--- start Quoted text ---
Owning a home isn’t the only way to start building a real estate empire
Real estate investing doesn’t always involve becoming a landlord.
There are several ways to create an income stream using your own home.
Some real estate investment opportunities are quite speculative but could pay off.
Buying your own home is one way of investing in real estate, but it’s certainly not the only way. In fact, you could remain a renter forever and still become a property investor, depending on whether you adopt an active or passive strategy.
Though real estate has a certain amount of risk like any other investment, it could pay off in a big way. Here are some ways to get started in real estate investing, whether you’re looking for an active or a passive investing approach.
Active real estate investing involves being hands-on with a rental property, whether you own the home you live in or another home where you collect rent from someone who lives there.
Want a real estate investment that doesn’t involve being a landlord? While passive investing requires some cash to get started, it can turn into a set-it-and-forget-it type of investing. And yes, it’s possible to make money in your sleep. Let’s continue onto our list of investment strategies.
While being a landlord isn’t everyone’s cup of tea, it’s certainly one of the best ways to build income as a real estate investor. Whether you purchase a single-family home, a multifamily home, or an entire apartment complex, collecting rent from tenants who live in your investment property can be a long-term source of income.
Don’t relish the thought of getting a late-night call that a sink is overflowing? You can always hire a property manager who can take on the day-to-day management of your rental property.
Another effective way of diving into real estate investing is to purchase a home, live in one part of it, and rent out the rest of it to tenants. This method is known as house hacking, and it’s a clever way for investors to generate income from their own homes. Depending on the size of the property, you could make enough money so that your tenants are paying for your entire mortgage—allowing you to live for free under your own roof.
House hacking is a way to start real estate investing while simultaneously reducing your living expenses. Keep in mind that this strategy may require sharing common or living spaces with short- or long-term renters.
--- end Quoted text ---
--- start Input rows ---
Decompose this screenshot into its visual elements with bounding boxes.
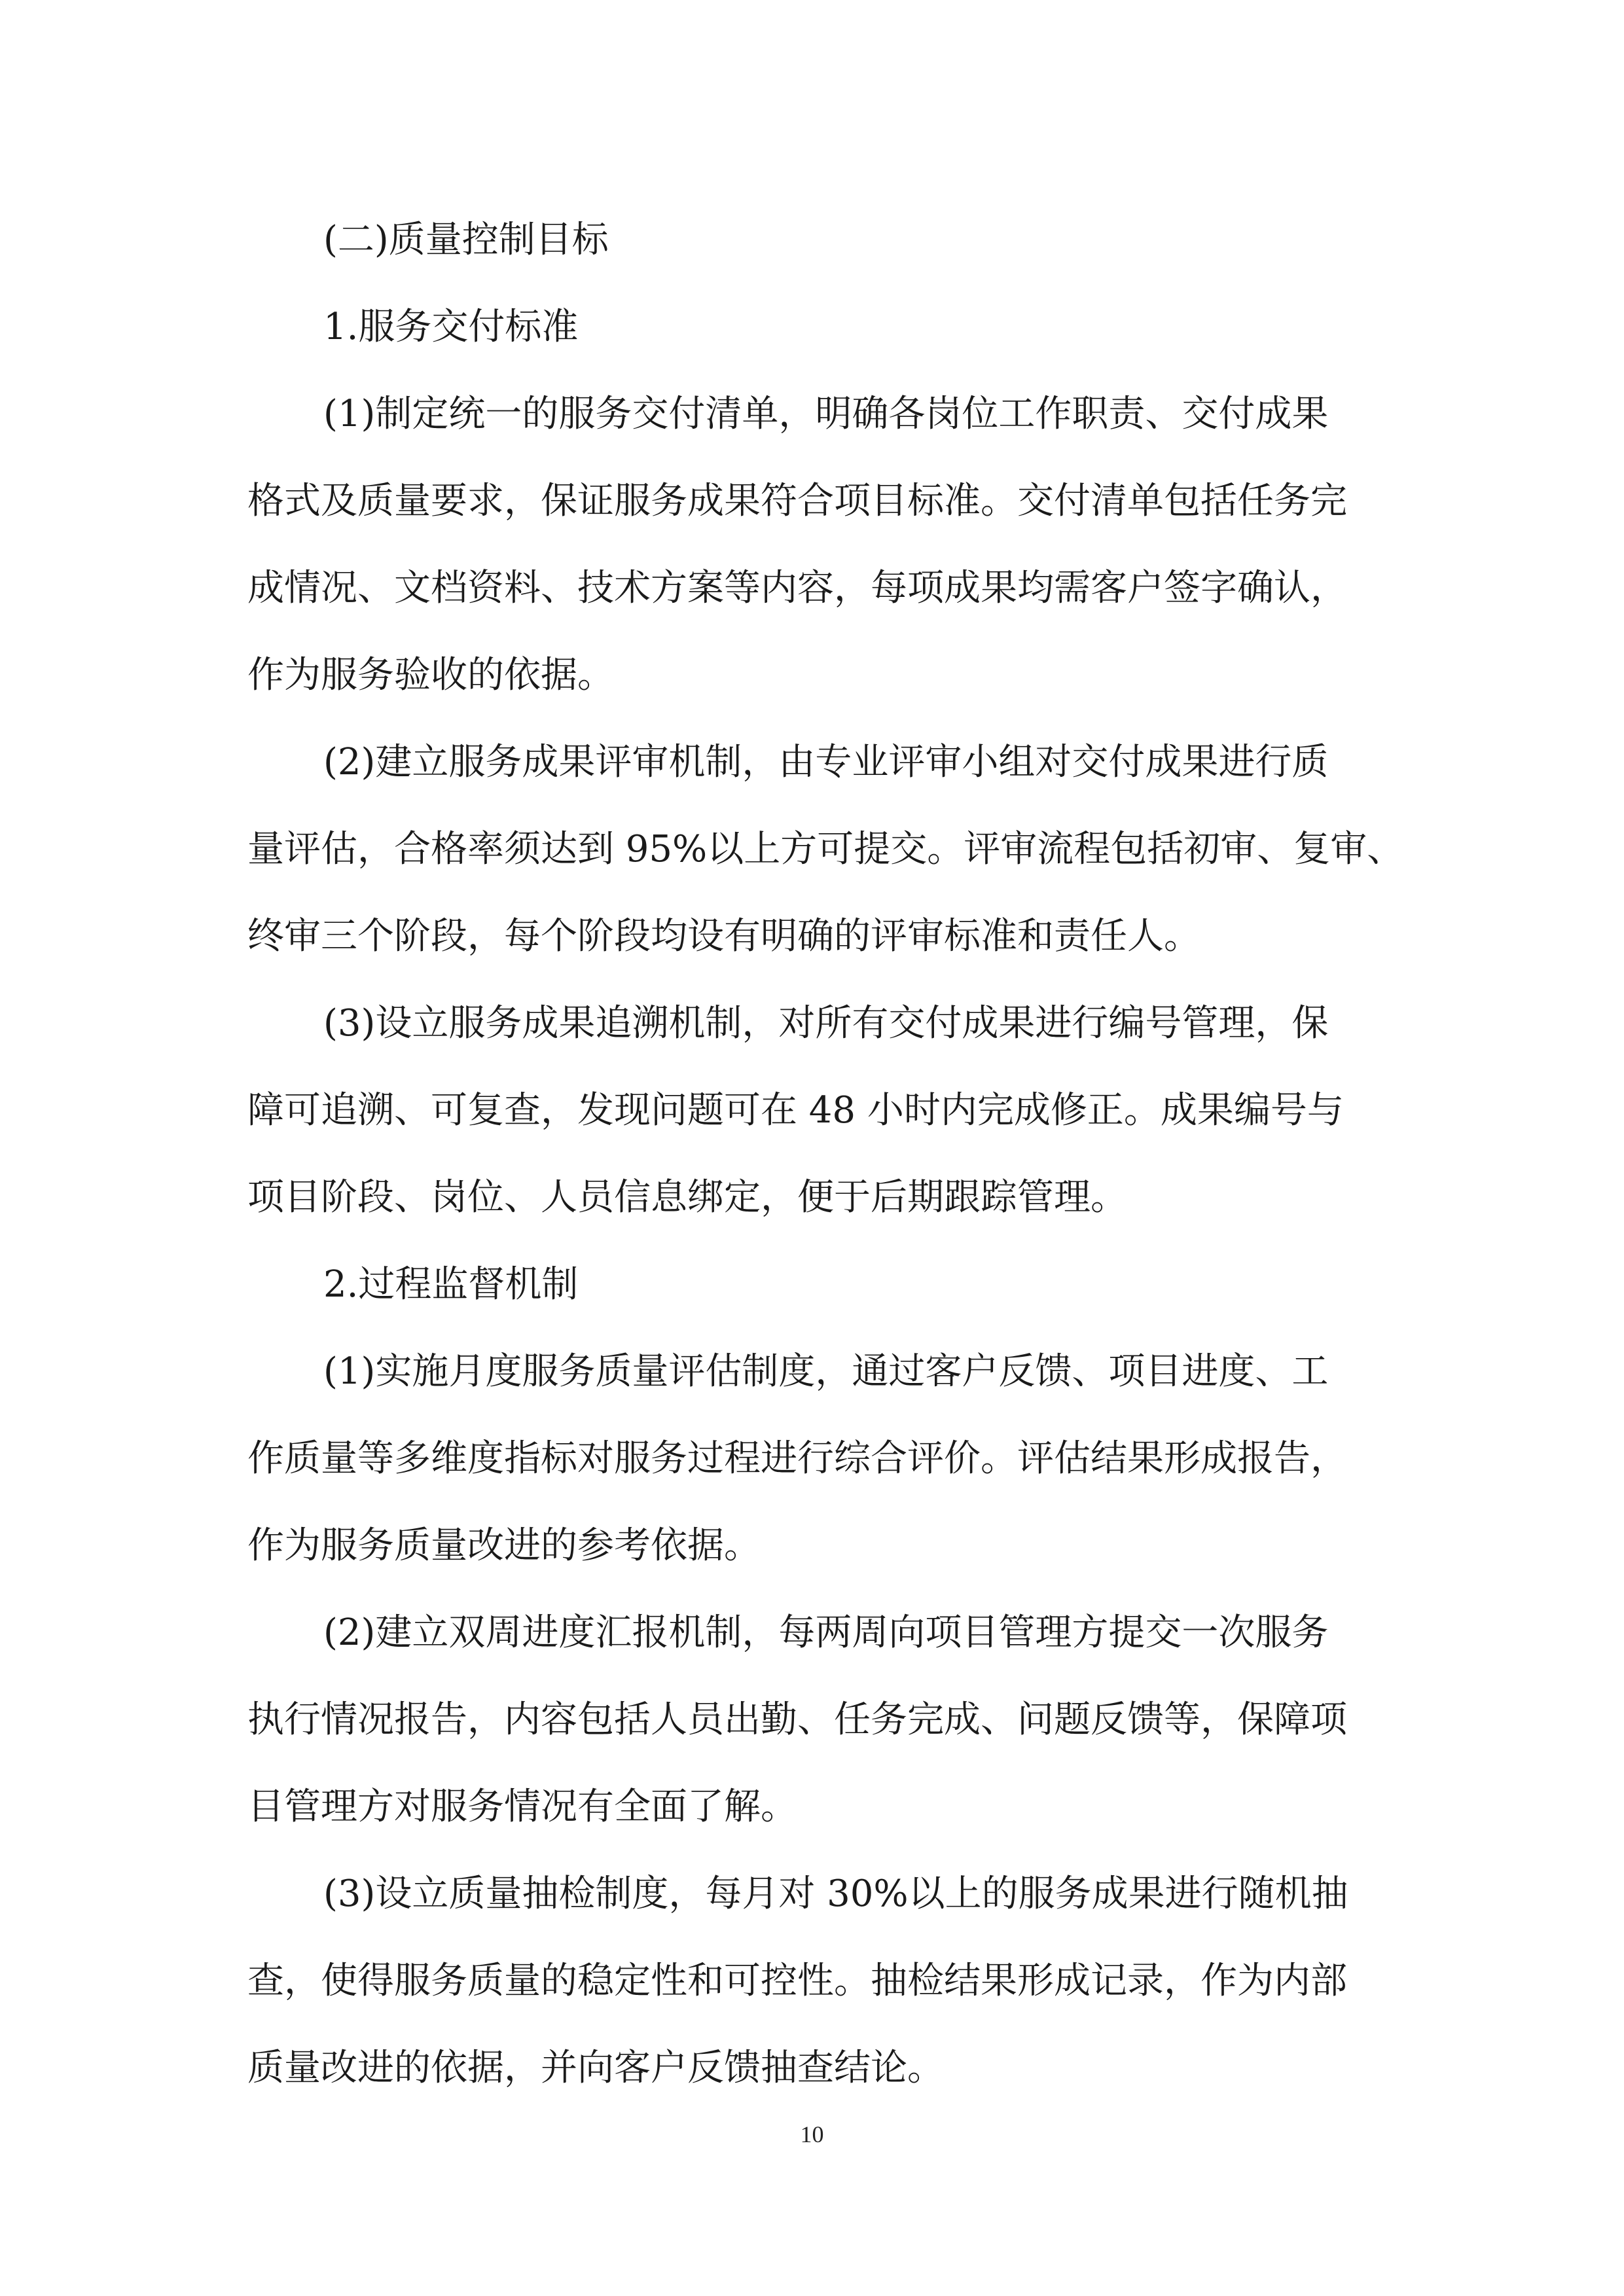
text-line: 项目阶段、岗位、人员信息绑定，便于后期跟踪管理。 [247, 1176, 1127, 1219]
text-line: 量评估，合格率须达到 95%以上方可提交。评审流程包括初审、复审、 [247, 828, 1404, 870]
text-line: 查，使得服务质量的稳定性和可控性。抽检结果形成记录，作为内部 [247, 1960, 1347, 2002]
text-line: 目管理方对服务情况有全面了解。 [247, 1785, 797, 1828]
text-line: (1)制定统一的服务交付清单，明确各岗位工作职责、交付成果 [323, 393, 1329, 435]
text-line: (3)设立服务成果追溯机制，对所有交付成果进行编号管理，保 [323, 1002, 1329, 1045]
text-line: 终审三个阶段，每个阶段均设有明确的评审标准和责任人。 [247, 915, 1200, 958]
document-body [247, 196, 1404, 2111]
text-line: 成情况、文档资料、技术方案等内容，每项成果均需客户签字确认， [247, 567, 1347, 609]
text-line: (二)质量控制目标 [323, 219, 609, 261]
page-number: 10 [800, 2121, 824, 2147]
text-line: 障可追溯、可复查，发现问题可在 48 小时内完成修正。成果编号与 [247, 1089, 1344, 1132]
text-line: 质量改进的依据，并向客户反馈抽查结论。 [247, 2047, 944, 2089]
text-line: 作为服务验收的依据。 [247, 654, 614, 696]
text-line: 作质量等多维度指标对服务过程进行综合评价。评估结果形成报告， [247, 1437, 1347, 1480]
text-line: (1)实施月度服务质量评估制度，通过客户反馈、项目进度、工 [323, 1350, 1329, 1393]
text-line: 1.服务交付标准 [323, 306, 579, 348]
text-line: 格式及质量要求，保证服务成果符合项目标准。交付清单包括任务完 [247, 480, 1347, 522]
text-line: 执行情况报告，内容包括人员出勤、任务完成、问题反馈等，保障项 [247, 1698, 1347, 1741]
text-line: 作为服务质量改进的参考依据。 [247, 1524, 761, 1567]
text-line: 2.过程监督机制 [323, 1263, 579, 1306]
text-line: (2)建立服务成果评审机制，由专业评审小组对交付成果进行质 [323, 741, 1329, 783]
text-line: (3)设立质量抽检制度，每月对 30%以上的服务成果进行随机抽 [323, 1873, 1348, 1915]
text-line: (2)建立双周进度汇报机制，每两周向项目管理方提交一次服务 [323, 1611, 1329, 1654]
--- end Input rows ---
Written request A:
Retype the passage on real estate investing, starting with "Owning a home" and going on through "your own home.".
Written request B:
In the entries, convert only the lines starting with the line with "text-line: 项目阶段、岗位、人员信息绑定，便于后期跟踪管理。 [247, 1176, 1127, 1219]" and going on through the line with "text-line: 终审三个阶段，每个阶段均设有明确的评审标准和责任人。 [247, 915, 1200, 958]" into a JSON list of strings, one string per line, leaving out blank lines.
The entries are unrelated to the passage on real estate investing.

Written reply A:
Owning a home isn’t the only way to start building a real estate empire
Real estate investing doesn’t always involve becoming a landlord.
There are several ways to create an income stream using your own home.

Written reply B:
[
  "text-line: 项目阶段、岗位、人员信息绑定，便于后期跟踪管理。 [247, 1176, 1127, 1219]",
  "text-line: 量评估，合格率须达到 95%以上方可提交。评审流程包括初审、复审、 [247, 828, 1404, 870]",
  "text-line: 查，使得服务质量的稳定性和可控性。抽检结果形成记录，作为内部 [247, 1960, 1347, 2002]",
  "text-line: 目管理方对服务情况有全面了解。 [247, 1785, 797, 1828]",
  "text-line: (1)制定统一的服务交付清单，明确各岗位工作职责、交付成果 [323, 393, 1329, 435]",
  "text-line: (3)设立服务成果追溯机制，对所有交付成果进行编号管理，保 [323, 1002, 1329, 1045]",
  "text-line: 终审三个阶段，每个阶段均设有明确的评审标准和责任人。 [247, 915, 1200, 958]"
]